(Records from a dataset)
^^^^

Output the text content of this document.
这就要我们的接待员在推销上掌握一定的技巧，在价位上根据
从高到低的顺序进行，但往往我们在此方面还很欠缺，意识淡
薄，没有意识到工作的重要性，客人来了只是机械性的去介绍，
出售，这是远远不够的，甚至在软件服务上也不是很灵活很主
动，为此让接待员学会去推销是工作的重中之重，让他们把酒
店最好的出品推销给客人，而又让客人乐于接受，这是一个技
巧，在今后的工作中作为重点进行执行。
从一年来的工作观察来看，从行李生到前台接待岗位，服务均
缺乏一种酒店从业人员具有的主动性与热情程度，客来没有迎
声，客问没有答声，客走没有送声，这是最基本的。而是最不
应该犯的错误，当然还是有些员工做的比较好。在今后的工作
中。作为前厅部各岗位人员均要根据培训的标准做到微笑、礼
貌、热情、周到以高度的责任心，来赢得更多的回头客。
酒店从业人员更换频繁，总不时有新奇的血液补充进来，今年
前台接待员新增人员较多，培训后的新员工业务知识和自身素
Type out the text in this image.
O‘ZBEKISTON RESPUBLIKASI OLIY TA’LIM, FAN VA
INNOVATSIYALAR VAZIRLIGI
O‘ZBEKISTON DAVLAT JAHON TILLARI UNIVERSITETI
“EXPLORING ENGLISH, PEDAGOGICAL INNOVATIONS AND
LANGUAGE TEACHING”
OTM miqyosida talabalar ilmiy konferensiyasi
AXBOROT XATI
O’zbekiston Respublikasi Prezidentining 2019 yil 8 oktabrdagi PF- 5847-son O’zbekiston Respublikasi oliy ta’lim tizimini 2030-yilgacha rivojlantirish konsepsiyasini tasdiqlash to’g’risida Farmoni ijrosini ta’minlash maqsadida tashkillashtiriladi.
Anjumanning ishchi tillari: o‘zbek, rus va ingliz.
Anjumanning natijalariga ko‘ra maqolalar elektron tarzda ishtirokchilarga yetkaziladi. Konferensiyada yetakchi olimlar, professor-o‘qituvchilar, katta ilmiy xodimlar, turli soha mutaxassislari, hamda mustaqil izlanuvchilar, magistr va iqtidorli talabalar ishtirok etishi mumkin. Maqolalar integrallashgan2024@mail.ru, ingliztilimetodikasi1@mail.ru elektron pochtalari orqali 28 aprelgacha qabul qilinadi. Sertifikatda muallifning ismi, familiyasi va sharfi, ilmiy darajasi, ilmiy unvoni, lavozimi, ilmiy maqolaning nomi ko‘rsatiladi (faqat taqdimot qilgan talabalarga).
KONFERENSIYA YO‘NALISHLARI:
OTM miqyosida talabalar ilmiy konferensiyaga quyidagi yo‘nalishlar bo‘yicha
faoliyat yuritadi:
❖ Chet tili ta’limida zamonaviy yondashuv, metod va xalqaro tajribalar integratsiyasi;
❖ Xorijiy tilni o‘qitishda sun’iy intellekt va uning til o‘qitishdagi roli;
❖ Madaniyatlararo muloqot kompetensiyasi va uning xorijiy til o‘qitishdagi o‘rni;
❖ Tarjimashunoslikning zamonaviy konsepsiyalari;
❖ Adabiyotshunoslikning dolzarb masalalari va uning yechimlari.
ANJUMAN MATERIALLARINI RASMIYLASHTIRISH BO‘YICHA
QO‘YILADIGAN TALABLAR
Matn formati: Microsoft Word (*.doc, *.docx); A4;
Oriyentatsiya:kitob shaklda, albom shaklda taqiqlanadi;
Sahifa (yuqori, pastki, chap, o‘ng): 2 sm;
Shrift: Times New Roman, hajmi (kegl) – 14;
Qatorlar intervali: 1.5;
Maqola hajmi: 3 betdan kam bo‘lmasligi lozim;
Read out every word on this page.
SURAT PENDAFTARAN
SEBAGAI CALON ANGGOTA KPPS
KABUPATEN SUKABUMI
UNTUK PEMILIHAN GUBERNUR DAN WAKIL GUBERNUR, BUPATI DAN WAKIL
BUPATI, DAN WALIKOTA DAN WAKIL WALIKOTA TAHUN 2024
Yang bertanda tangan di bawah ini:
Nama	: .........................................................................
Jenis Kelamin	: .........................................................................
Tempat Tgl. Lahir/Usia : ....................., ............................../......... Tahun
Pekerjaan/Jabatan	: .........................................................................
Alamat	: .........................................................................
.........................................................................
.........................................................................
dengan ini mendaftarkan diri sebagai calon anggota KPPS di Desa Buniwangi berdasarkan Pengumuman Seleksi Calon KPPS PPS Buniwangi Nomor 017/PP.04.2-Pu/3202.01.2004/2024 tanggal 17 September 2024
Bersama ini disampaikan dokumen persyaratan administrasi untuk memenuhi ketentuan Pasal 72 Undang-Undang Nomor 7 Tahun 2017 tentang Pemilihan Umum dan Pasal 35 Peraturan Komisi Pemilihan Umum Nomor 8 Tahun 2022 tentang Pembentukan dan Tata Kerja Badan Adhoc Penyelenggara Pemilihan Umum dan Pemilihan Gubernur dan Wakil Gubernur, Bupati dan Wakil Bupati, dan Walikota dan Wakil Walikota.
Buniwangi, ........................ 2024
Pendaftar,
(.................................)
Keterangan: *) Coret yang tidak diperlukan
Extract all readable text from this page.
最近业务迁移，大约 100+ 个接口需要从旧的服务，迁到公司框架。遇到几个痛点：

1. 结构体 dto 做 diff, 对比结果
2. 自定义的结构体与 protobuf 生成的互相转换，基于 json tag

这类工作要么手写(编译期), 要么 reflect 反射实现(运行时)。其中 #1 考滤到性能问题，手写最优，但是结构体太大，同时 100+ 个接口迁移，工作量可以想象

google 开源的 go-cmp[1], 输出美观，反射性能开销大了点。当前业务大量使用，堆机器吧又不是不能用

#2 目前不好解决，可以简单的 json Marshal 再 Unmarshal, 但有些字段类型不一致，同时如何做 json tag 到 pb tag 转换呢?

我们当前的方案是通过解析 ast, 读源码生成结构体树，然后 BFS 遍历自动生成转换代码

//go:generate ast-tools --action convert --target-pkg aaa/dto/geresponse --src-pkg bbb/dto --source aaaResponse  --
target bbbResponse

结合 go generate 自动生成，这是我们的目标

^^^^

- _What the task requires_:
Repeat all of the entries exactly.

- _Task output_:
Output the text content of this document.
这就要我们的接待员在推销上掌握一定的技巧，在价位上根据
从高到低的顺序进行，但往往我们在此方面还很欠缺，意识淡
薄，没有意识到工作的重要性，客人来了只是机械性的去介绍，
出售，这是远远不够的，甚至在软件服务上也不是很灵活很主
动，为此让接待员学会去推销是工作的重中之重，让他们把酒
店最好的出品推销给客人，而又让客人乐于接受，这是一个技
巧，在今后的工作中作为重点进行执行。
从一年来的工作观察来看，从行李生到前台接待岗位，服务均
缺乏一种酒店从业人员具有的主动性与热情程度，客来没有迎
声，客问没有答声，客走没有送声，这是最基本的。而是最不
应该犯的错误，当然还是有些员工做的比较好。在今后的工作
中。作为前厅部各岗位人员均要根据培训的标准做到微笑、礼
貌、热情、周到以高度的责任心，来赢得更多的回头客。
酒店从业人员更换频繁，总不时有新奇的血液补充进来，今年
前台接待员新增人员较多，培训后的新员工业务知识和自身素
Type out the text in this image.
O‘ZBEKISTON RESPUBLIKASI OLIY TA’LIM, FAN VA
INNOVATSIYALAR VAZIRLIGI
O‘ZBEKISTON DAVLAT JAHON TILLARI UNIVERSITETI
“EXPLORING ENGLISH, PEDAGOGICAL INNOVATIONS AND
LANGUAGE TEACHING”
OTM miqyosida talabalar ilmiy konferensiyasi
AXBOROT XATI
O’zbekiston Respublikasi Prezidentining 2019 yil 8 oktabrdagi PF- 5847-son O’zbekiston Respublikasi oliy ta’lim tizimini 2030-yilgacha rivojlantirish konsepsiyasini tasdiqlash to’g’risida Farmoni ijrosini ta’minlash maqsadida tashkillashtiriladi.
Anjumanning ishchi tillari: o‘zbek, rus va ingliz.
Anjumanning natijalariga ko‘ra maqolalar elektron tarzda ishtirokchilarga yetkaziladi. Konferensiyada yetakchi olimlar, professor-o‘qituvchilar, katta ilmiy xodimlar, turli soha mutaxassislari, hamda mustaqil izlanuvchilar, magistr va iqtidorli talabalar ishtirok etishi mumkin. Maqolalar integrallashgan2024@mail.ru, ingliztilimetodikasi1@mail.ru elektron pochtalari orqali 28 aprelgacha qabul qilinadi. Sertifikatda muallifning ismi, familiyasi va sharfi, ilmiy darajasi, ilmiy unvoni, lavozimi, ilmiy maqolaning nomi ko‘rsatiladi (faqat taqdimot qilgan talabalarga).
KONFERENSIYA YO‘NALISHLARI:
OTM miqyosida talabalar ilmiy konferensiyaga quyidagi yo‘nalishlar bo‘yicha
faoliyat yuritadi:
❖ Chet tili ta’limida zamonaviy yondashuv, metod va xalqaro tajribalar integratsiyasi;
❖ Xorijiy tilni o‘qitishda sun’iy intellekt va uning til o‘qitishdagi roli;
❖ Madaniyatlararo muloqot kompetensiyasi va uning xorijiy til o‘qitishdagi o‘rni;
❖ Tarjimashunoslikning zamonaviy konsepsiyalari;
❖ Adabiyotshunoslikning dolzarb masalalari va uning yechimlari.
ANJUMAN MATERIALLARINI RASMIYLASHTIRISH BO‘YICHA
QO‘YILADIGAN TALABLAR
Matn formati: Microsoft Word (*.doc, *.docx); A4;
Oriyentatsiya:kitob shaklda, albom shaklda taqiqlanadi;
Sahifa (yuqori, pastki, chap, o‘ng): 2 sm;
Shrift: Times New Roman, hajmi (kegl) – 14;
Qatorlar intervali: 1.5;
Maqola hajmi: 3 betdan kam bo‘lmasligi lozim;
Read out every word on this page.
SURAT PENDAFTARAN
SEBAGAI CALON ANGGOTA KPPS
KABUPATEN SUKABUMI
UNTUK PEMILIHAN GUBERNUR DAN WAKIL GUBERNUR, BUPATI DAN WAKIL
BUPATI, DAN WALIKOTA DAN WAKIL WALIKOTA TAHUN 2024
Yang bertanda tangan di bawah ini:
Nama	: .........................................................................
Jenis Kelamin	: .........................................................................
Tempat Tgl. Lahir/Usia : ....................., ............................../......... Tahun
Pekerjaan/Jabatan	: .........................................................................
Alamat	: .........................................................................
.........................................................................
.........................................................................
dengan ini mendaftarkan diri sebagai calon anggota KPPS di Desa Buniwangi berdasarkan Pengumuman Seleksi Calon KPPS PPS Buniwangi Nomor 017/PP.04.2-Pu/3202.01.2004/2024 tanggal 17 September 2024
Bersama ini disampaikan dokumen persyaratan administrasi untuk memenuhi ketentuan Pasal 72 Undang-Undang Nomor 7 Tahun 2017 tentang Pemilihan Umum dan Pasal 35 Peraturan Komisi Pemilihan Umum Nomor 8 Tahun 2022 tentang Pembentukan dan Tata Kerja Badan Adhoc Penyelenggara Pemilihan Umum dan Pemilihan Gubernur dan Wakil Gubernur, Bupati dan Wakil Bupati, dan Walikota dan Wakil Walikota.
Buniwangi, ........................ 2024
Pendaftar,
(.................................)
Keterangan: *) Coret yang tidak diperlukan
Extract all readable text from this page.
最近业务迁移，大约 100+ 个接口需要从旧的服务，迁到公司框架。遇到几个痛点：

1. 结构体 dto 做 diff, 对比结果
2. 自定义的结构体与 protobuf 生成的互相转换，基于 json tag

这类工作要么手写(编译期), 要么 reflect 反射实现(运行时)。其中 #1 考滤到性能问题，手写最优，但是结构体太大，同时 100+ 个接口迁移，工作量可以想象

google 开源的 go-cmp[1], 输出美观，反射性能开销大了点。当前业务大量使用，堆机器吧又不是不能用

#2 目前不好解决，可以简单的 json Marshal 再 Unmarshal, 但有些字段类型不一致，同时如何做 json tag 到 pb tag 转换呢?

我们当前的方案是通过解析 ast, 读源码生成结构体树，然后 BFS 遍历自动生成转换代码

//go:generate ast-tools --action convert --target-pkg aaa/dto/geresponse --src-pkg bbb/dto --source aaaResponse  --
target bbbResponse

结合 go generate 自动生成，这是我们的目标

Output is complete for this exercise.